--- Data entries ---

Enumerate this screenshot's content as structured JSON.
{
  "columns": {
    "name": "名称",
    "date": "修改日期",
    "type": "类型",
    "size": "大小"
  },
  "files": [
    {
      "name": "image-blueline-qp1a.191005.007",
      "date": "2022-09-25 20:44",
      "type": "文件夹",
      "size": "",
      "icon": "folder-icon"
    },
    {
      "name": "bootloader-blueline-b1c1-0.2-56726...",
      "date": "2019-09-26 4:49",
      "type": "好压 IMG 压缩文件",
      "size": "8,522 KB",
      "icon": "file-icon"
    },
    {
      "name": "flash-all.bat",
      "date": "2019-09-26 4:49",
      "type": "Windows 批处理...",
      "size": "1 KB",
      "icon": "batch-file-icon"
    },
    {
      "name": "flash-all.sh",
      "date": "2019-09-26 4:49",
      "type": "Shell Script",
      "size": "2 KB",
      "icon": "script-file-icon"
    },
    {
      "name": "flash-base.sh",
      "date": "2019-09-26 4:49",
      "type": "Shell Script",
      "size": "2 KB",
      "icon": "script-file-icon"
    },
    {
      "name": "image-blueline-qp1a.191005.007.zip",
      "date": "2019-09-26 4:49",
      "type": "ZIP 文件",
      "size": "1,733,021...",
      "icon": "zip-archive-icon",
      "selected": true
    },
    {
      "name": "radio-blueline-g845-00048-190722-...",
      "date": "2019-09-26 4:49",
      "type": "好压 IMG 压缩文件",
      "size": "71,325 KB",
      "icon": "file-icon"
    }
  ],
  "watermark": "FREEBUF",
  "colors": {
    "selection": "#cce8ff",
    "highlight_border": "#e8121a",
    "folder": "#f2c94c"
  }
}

---
--- Data entries ---

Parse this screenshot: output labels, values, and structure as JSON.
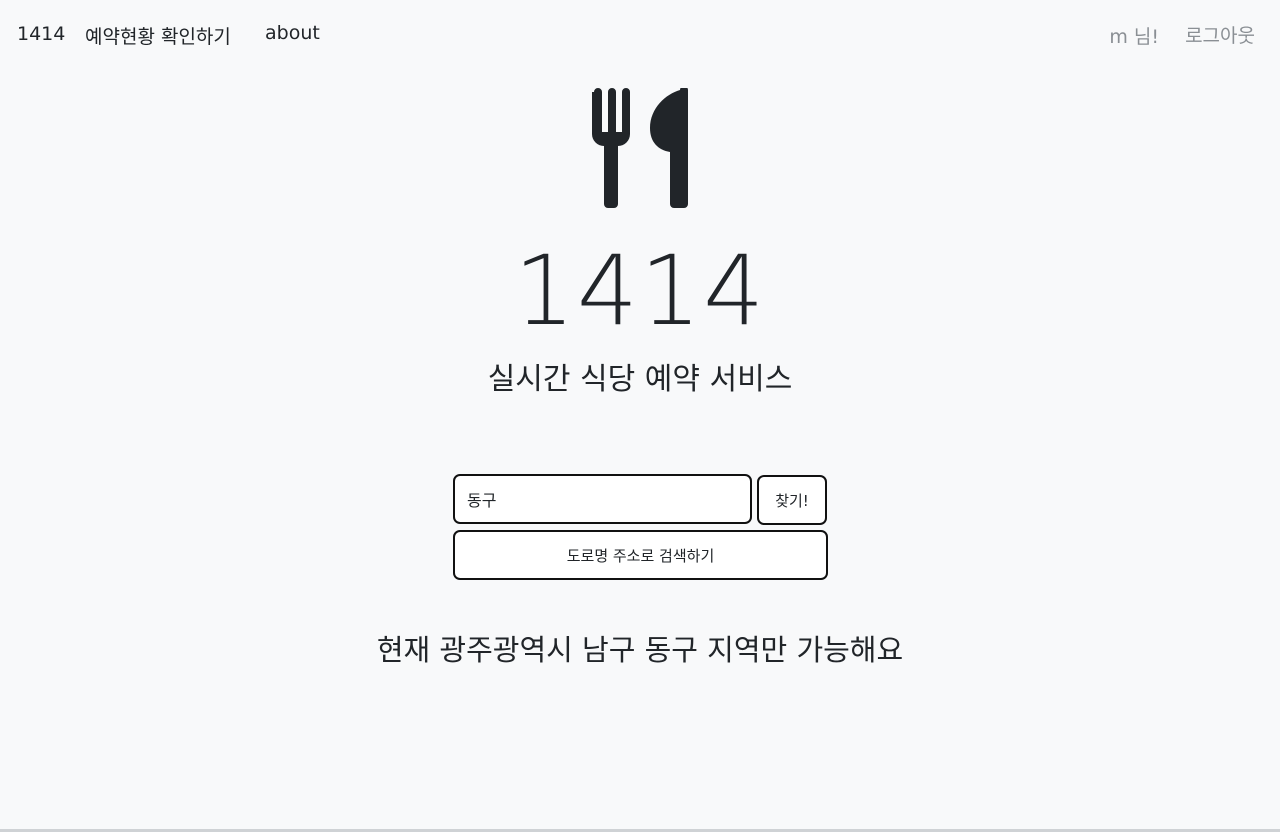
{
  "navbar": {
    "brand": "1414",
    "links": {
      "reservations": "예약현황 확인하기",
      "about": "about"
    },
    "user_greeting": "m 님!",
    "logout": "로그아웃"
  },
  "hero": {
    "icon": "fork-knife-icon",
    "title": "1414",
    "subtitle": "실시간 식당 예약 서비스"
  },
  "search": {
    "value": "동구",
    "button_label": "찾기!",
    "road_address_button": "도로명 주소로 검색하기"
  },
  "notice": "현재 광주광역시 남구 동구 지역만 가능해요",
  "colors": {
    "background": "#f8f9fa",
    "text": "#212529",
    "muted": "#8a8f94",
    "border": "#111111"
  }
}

---

Report only the count of lines that include the string "screenshot".

2